* START Data shown *
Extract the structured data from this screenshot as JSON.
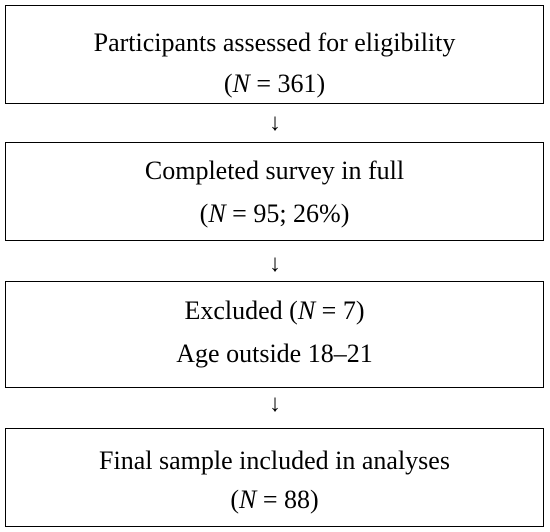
{
  "boxes": [
    {
      "line1": "Participants assessed for eligibility",
      "line2_open": "(",
      "n_symbol": "N",
      "line2_rest": " = 361)"
    },
    {
      "line1": "Completed survey in full",
      "line2_open": "(",
      "n_symbol": "N",
      "line2_rest": " = 95; 26%)"
    },
    {
      "line1_prefix": "Excluded (",
      "n_symbol": "N",
      "line1_rest": " = 7)",
      "line2": "Age outside 18–21"
    },
    {
      "line1": "Final sample included in analyses",
      "line2_open": "(",
      "n_symbol": "N",
      "line2_rest": " = 88)"
    }
  ],
  "arrows": [
    "↓",
    "↓",
    "↓"
  ]
}
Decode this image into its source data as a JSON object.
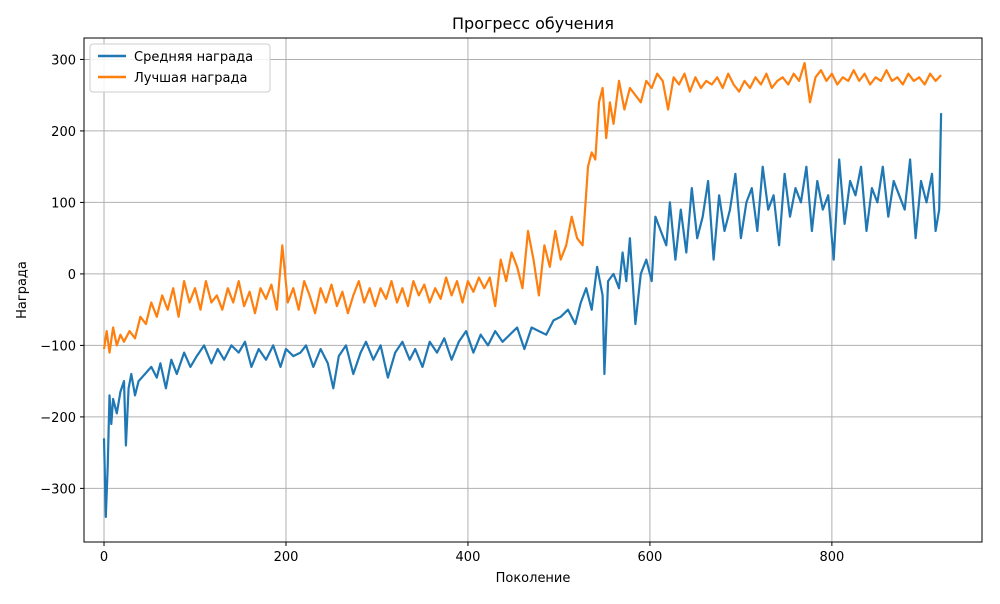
* END Data shown *
■ Your goal: Write out the data precisely as given, excluding the pictures.

■ Output for this exercise:
Extract the structured data from this screenshot as JSON.
{
  "boxes": [
    {
      "line1": "Participants assessed for eligibility",
      "line2_open": "(",
      "n_symbol": "N",
      "line2_rest": " = 361)"
    },
    {
      "line1": "Completed survey in full",
      "line2_open": "(",
      "n_symbol": "N",
      "line2_rest": " = 95; 26%)"
    },
    {
      "line1_prefix": "Excluded (",
      "n_symbol": "N",
      "line1_rest": " = 7)",
      "line2": "Age outside 18–21"
    },
    {
      "line1": "Final sample included in analyses",
      "line2_open": "(",
      "n_symbol": "N",
      "line2_rest": " = 88)"
    }
  ],
  "arrows": [
    "↓",
    "↓",
    "↓"
  ]
}
Decode this image into its source data as a JSON object.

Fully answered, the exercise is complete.